---- Raw records

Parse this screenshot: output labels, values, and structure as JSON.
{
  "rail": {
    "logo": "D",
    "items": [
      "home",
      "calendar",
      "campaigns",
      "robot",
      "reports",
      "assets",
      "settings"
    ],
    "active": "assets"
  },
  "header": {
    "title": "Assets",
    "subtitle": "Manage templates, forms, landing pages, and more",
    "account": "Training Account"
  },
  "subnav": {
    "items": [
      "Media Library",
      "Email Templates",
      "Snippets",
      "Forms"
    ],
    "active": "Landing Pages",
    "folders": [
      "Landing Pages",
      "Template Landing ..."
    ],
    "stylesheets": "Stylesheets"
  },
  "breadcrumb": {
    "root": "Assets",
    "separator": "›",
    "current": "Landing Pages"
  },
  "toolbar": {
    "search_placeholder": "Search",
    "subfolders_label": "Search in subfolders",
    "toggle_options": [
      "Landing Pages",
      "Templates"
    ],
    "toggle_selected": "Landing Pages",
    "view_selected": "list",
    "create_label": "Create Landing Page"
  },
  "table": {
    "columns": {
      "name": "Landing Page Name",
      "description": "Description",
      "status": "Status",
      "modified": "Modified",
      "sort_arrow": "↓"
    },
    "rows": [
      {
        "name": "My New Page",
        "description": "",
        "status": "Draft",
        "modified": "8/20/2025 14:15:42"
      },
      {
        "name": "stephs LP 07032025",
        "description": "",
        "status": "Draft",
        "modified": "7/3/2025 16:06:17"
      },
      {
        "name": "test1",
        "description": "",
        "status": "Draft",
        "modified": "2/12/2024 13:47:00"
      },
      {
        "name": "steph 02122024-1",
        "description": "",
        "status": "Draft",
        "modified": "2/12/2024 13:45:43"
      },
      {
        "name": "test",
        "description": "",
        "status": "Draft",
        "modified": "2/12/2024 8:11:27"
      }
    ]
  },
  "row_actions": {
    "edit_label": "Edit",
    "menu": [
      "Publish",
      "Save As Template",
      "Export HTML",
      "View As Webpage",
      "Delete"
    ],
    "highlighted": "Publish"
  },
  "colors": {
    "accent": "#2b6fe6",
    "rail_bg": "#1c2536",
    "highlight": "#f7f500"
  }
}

--------

Brief: Extract the complete set of records unchanged.

Output for this task:
Parse this screenshot: output labels, values, and structure as JSON.
{
  "rail": {
    "logo": "D",
    "items": [
      "home",
      "calendar",
      "campaigns",
      "robot",
      "reports",
      "assets",
      "settings"
    ],
    "active": "assets"
  },
  "header": {
    "title": "Assets",
    "subtitle": "Manage templates, forms, landing pages, and more",
    "account": "Training Account"
  },
  "subnav": {
    "items": [
      "Media Library",
      "Email Templates",
      "Snippets",
      "Forms"
    ],
    "active": "Landing Pages",
    "folders": [
      "Landing Pages",
      "Template Landing ..."
    ],
    "stylesheets": "Stylesheets"
  },
  "breadcrumb": {
    "root": "Assets",
    "separator": "›",
    "current": "Landing Pages"
  },
  "toolbar": {
    "search_placeholder": "Search",
    "subfolders_label": "Search in subfolders",
    "toggle_options": [
      "Landing Pages",
      "Templates"
    ],
    "toggle_selected": "Landing Pages",
    "view_selected": "list",
    "create_label": "Create Landing Page"
  },
  "table": {
    "columns": {
      "name": "Landing Page Name",
      "description": "Description",
      "status": "Status",
      "modified": "Modified",
      "sort_arrow": "↓"
    },
    "rows": [
      {
        "name": "My New Page",
        "description": "",
        "status": "Draft",
        "modified": "8/20/2025 14:15:42"
      },
      {
        "name": "stephs LP 07032025",
        "description": "",
        "status": "Draft",
        "modified": "7/3/2025 16:06:17"
      },
      {
        "name": "test1",
        "description": "",
        "status": "Draft",
        "modified": "2/12/2024 13:47:00"
      },
      {
        "name": "steph 02122024-1",
        "description": "",
        "status": "Draft",
        "modified": "2/12/2024 13:45:43"
      },
      {
        "name": "test",
        "description": "",
        "status": "Draft",
        "modified": "2/12/2024 8:11:27"
      }
    ]
  },
  "row_actions": {
    "edit_label": "Edit",
    "menu": [
      "Publish",
      "Save As Template",
      "Export HTML",
      "View As Webpage",
      "Delete"
    ],
    "highlighted": "Publish"
  },
  "colors": {
    "accent": "#2b6fe6",
    "rail_bg": "#1c2536",
    "highlight": "#f7f500"
  }
}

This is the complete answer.